TEXT PROVIDED
=== Section Start ===

Palliative care is the care of people who are dying from active, progressive diseases or other conditions that are not responsive to curative treatment.
Palliative care embraces the physical, social, emotional and spiritual elements of wellbeing – tinana, whānau, hinengaro and wairua – and enhances a person’s quality of life while they are dying. Palliative care also supports the bereaved family and whānau.
Palliative care aims:
- to achieve the best possible quality of life for patients and their families
- to understand and address patients’ physical, psychological, social and spiritual needs
- to be applicable from early on in the course of the illness
The World Health Organisation defines palliative care as:
“An approach that improves the quality of life of patients and their families facing the problems associated with a life-threatening illness, through the prevention and relief of suffering by means of early identification and impeccable assessment and treatment of pain and other problems, physical, psychosocial and spiritual.”
Palliative care:
- provides relief from pain and other distressing symptoms
- affirms life and regards dying as a normal process
- intends neither to hasten or postpone death
- integrates the psychological and spiritual aspects of patient care
- provides support to help patients live as actively as possible
- provides support to the family during the patient’s illness and in their own bereavement
- uses a multidisciplinary team approach
- enhance quality of life and influences the course of illness
- is applicable early in the course of illness alongside therapies that are intended to prolong life (e.g. chemotherapy, radiotherapy) and diagnostic investigations
Who provides palliative care?
Palliative care is delivered by both primary palliative care and specialist palliative care providers that should work together as one team.
Primary palliative care (PPC) refers to care provided by general practices, Māori health providers, allied health teams, district nurses, aged residential care staff, general hospital ward staff as well as disease specific teams e.g. oncology, respiratory, renal and cardiac teams. The care provided is an integral part of usual clinical practice. Primary palliative care providers assess and refer people to specialist palliative care services when the needs of the person exceed the capability of the primary palliative care provider.
Specialist palliative care (SPC) is palliative care provided by those who have undergone specific training or accreditation in palliative care/medicine, working in the context of a multidisciplinary team of palliative care health professionals.
Cranford Hospice is the specialist palliative care provider for Hawke’s Bay.

=== Section End ===

Document layout analysis data
=== Section Start ===

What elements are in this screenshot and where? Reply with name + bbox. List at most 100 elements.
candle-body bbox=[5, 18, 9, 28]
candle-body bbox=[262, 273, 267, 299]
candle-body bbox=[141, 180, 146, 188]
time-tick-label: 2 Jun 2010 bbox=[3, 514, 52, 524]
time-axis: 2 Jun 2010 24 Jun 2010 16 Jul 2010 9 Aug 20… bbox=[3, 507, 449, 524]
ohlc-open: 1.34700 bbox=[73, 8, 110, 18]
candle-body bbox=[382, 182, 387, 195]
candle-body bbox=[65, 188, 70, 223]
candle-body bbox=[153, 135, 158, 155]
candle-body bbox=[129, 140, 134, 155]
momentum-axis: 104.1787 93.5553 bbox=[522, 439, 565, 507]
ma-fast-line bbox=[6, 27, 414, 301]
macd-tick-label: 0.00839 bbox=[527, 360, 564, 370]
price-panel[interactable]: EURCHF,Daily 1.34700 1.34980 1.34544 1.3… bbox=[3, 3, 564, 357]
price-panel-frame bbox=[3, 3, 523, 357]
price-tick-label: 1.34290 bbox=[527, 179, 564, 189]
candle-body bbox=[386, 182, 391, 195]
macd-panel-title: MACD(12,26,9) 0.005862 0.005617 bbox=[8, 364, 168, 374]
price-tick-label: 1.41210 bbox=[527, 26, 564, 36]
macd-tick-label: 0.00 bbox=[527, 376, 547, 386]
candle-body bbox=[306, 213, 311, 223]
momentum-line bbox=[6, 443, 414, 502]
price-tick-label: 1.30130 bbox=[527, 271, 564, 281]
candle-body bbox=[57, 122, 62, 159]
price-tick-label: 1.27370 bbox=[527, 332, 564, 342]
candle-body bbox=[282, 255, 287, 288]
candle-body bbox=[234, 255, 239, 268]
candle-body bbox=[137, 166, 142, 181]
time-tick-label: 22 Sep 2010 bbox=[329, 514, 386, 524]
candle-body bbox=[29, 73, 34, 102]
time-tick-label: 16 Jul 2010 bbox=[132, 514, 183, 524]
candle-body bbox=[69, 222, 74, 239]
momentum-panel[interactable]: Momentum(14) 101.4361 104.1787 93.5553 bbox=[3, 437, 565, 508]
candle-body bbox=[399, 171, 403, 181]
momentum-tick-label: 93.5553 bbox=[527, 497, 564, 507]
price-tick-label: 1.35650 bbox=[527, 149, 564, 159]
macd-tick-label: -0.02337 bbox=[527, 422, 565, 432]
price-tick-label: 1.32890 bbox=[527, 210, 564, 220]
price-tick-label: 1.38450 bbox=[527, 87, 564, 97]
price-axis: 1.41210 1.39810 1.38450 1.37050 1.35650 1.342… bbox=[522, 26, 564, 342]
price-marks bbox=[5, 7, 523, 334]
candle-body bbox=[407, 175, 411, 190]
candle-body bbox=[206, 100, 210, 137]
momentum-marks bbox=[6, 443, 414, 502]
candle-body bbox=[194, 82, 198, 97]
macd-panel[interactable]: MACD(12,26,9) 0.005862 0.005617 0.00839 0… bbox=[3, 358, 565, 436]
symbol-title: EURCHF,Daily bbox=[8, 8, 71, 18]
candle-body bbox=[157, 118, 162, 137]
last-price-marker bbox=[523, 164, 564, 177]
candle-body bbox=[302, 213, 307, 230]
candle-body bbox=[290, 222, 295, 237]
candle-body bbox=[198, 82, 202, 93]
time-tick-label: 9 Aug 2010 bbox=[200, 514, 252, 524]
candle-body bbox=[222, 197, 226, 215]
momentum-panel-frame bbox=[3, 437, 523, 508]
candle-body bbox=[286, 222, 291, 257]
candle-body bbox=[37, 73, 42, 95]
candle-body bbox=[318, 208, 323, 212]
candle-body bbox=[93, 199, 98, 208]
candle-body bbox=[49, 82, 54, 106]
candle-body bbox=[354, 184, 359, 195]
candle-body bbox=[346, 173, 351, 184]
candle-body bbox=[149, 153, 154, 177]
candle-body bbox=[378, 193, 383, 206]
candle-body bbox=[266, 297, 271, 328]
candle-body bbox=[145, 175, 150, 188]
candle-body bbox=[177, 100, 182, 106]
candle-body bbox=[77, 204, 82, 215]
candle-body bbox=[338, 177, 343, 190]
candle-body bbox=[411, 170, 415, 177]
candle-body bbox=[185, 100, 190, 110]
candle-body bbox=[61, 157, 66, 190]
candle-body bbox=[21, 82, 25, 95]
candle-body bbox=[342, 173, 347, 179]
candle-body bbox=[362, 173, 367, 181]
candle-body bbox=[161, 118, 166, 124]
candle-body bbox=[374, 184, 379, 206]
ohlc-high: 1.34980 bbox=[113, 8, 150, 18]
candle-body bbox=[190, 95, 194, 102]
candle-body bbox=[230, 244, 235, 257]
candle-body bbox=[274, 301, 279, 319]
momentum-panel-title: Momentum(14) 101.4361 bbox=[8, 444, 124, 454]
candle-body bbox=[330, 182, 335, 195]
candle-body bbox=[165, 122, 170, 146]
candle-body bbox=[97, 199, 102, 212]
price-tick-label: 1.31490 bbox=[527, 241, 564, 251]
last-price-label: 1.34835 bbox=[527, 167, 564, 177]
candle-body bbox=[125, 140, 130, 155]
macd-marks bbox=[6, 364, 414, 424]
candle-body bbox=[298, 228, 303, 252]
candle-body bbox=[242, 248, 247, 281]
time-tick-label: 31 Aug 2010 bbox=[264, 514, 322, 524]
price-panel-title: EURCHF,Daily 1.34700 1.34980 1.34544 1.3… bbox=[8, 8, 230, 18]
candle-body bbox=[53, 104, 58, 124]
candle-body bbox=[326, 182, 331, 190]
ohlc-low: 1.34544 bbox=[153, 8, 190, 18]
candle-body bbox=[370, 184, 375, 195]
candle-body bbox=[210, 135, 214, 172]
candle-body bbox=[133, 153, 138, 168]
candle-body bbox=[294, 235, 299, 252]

=== Section End ===

WORK INSTRUCTION
Answer these questions using the palliative care text above:
(a) Which four Māori terms does it give for the elements of wellbeing?
(b) Which disease-specific teams are named as examples of primary palliative care providers?
(c) Who is the specialist palliative care provider for Hawke's Bay?

EXERCISE OUTPUT
(a) Tinana, whānau, hinengaro and wairua.
(b) Oncology, respiratory, renal and cardiac teams.
(c) Cranford Hospice.